▸ **The problem**
Any pictures in the records below should be skipped; write out everything else exactly.

## BEGIN Excerpted records

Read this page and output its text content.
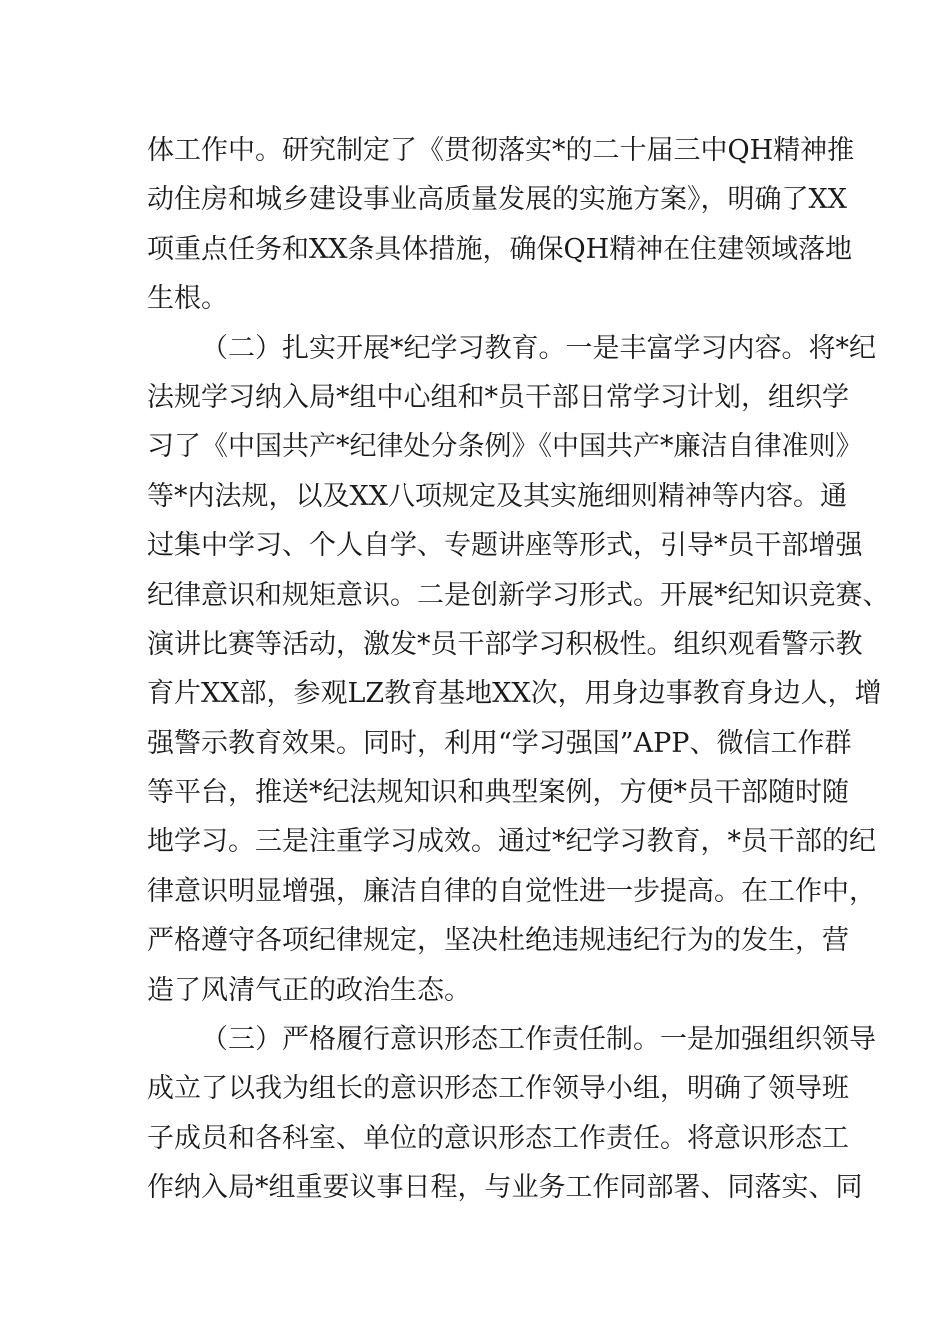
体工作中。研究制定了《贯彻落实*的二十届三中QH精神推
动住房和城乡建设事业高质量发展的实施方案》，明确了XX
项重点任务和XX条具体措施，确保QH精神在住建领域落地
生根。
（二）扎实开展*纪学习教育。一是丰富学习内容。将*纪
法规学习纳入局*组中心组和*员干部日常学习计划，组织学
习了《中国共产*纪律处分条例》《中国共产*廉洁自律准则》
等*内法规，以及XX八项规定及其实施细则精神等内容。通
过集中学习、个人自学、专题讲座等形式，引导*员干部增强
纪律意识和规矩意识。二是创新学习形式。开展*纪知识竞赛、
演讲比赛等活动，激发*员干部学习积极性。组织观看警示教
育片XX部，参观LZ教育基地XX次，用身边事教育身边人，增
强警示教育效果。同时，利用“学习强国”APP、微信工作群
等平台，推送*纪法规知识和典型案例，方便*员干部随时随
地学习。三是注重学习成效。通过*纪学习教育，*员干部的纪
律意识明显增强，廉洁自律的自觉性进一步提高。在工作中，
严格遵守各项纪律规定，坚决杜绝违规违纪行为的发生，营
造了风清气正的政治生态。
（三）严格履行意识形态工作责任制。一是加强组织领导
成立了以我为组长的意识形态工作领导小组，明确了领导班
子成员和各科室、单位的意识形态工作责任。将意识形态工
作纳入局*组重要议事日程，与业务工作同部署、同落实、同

## END Excerpted records

▸ **Solution to the exercise**
Read this page and output its text content.
体工作中。研究制定了《贯彻落实*的二十届三中QH精神推
动住房和城乡建设事业高质量发展的实施方案》，明确了XX
项重点任务和XX条具体措施，确保QH精神在住建领域落地
生根。
（二）扎实开展*纪学习教育。一是丰富学习内容。将*纪
法规学习纳入局*组中心组和*员干部日常学习计划，组织学
习了《中国共产*纪律处分条例》《中国共产*廉洁自律准则》
等*内法规，以及XX八项规定及其实施细则精神等内容。通
过集中学习、个人自学、专题讲座等形式，引导*员干部增强
纪律意识和规矩意识。二是创新学习形式。开展*纪知识竞赛、
演讲比赛等活动，激发*员干部学习积极性。组织观看警示教
育片XX部，参观LZ教育基地XX次，用身边事教育身边人，增
强警示教育效果。同时，利用“学习强国”APP、微信工作群
等平台，推送*纪法规知识和典型案例，方便*员干部随时随
地学习。三是注重学习成效。通过*纪学习教育，*员干部的纪
律意识明显增强，廉洁自律的自觉性进一步提高。在工作中，
严格遵守各项纪律规定，坚决杜绝违规违纪行为的发生，营
造了风清气正的政治生态。
（三）严格履行意识形态工作责任制。一是加强组织领导
成立了以我为组长的意识形态工作领导小组，明确了领导班
子成员和各科室、单位的意识形态工作责任。将意识形态工
作纳入局*组重要议事日程，与业务工作同部署、同落实、同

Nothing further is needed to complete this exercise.